** START OF RAW DATA **
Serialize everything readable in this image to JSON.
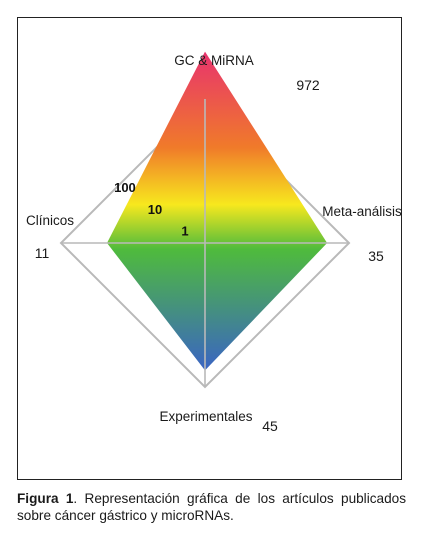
{
  "chart_data": {
    "type": "radar",
    "scale": "log",
    "rings": [
      1,
      10,
      100
    ],
    "ring_labels": [
      "1",
      "10",
      "100"
    ],
    "axes": [
      {
        "label": "GC & MiRNA",
        "value": 972
      },
      {
        "label": "Meta-análisis",
        "value": 35
      },
      {
        "label": "Experimentales",
        "value": 45
      },
      {
        "label": "Clínicos",
        "value": 11
      }
    ],
    "fill_gradient": [
      "#e8336e",
      "#f07a2a",
      "#f7e81e",
      "#4fbb3c",
      "#3a64c4"
    ],
    "grid_color": "#b9b9b9"
  },
  "caption": {
    "figure_label": "Figura 1",
    "text": ". Representación gráfica de los artículos publicados sobre cáncer gástrico y microRNAs."
  }
}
** END OF RAW DATA **
### [WHAT TO DO]
Output a faithful copy of the data, with each picture left out.

### [FULL SOLUTION]
Serialize everything readable in this image to JSON.
{
  "chart_data": {
    "type": "radar",
    "scale": "log",
    "rings": [
      1,
      10,
      100
    ],
    "ring_labels": [
      "1",
      "10",
      "100"
    ],
    "axes": [
      {
        "label": "GC & MiRNA",
        "value": 972
      },
      {
        "label": "Meta-análisis",
        "value": 35
      },
      {
        "label": "Experimentales",
        "value": 45
      },
      {
        "label": "Clínicos",
        "value": 11
      }
    ],
    "fill_gradient": [
      "#e8336e",
      "#f07a2a",
      "#f7e81e",
      "#4fbb3c",
      "#3a64c4"
    ],
    "grid_color": "#b9b9b9"
  },
  "caption": {
    "figure_label": "Figura 1",
    "text": ". Representación gráfica de los artículos publicados sobre cáncer gástrico y microRNAs."
  }
}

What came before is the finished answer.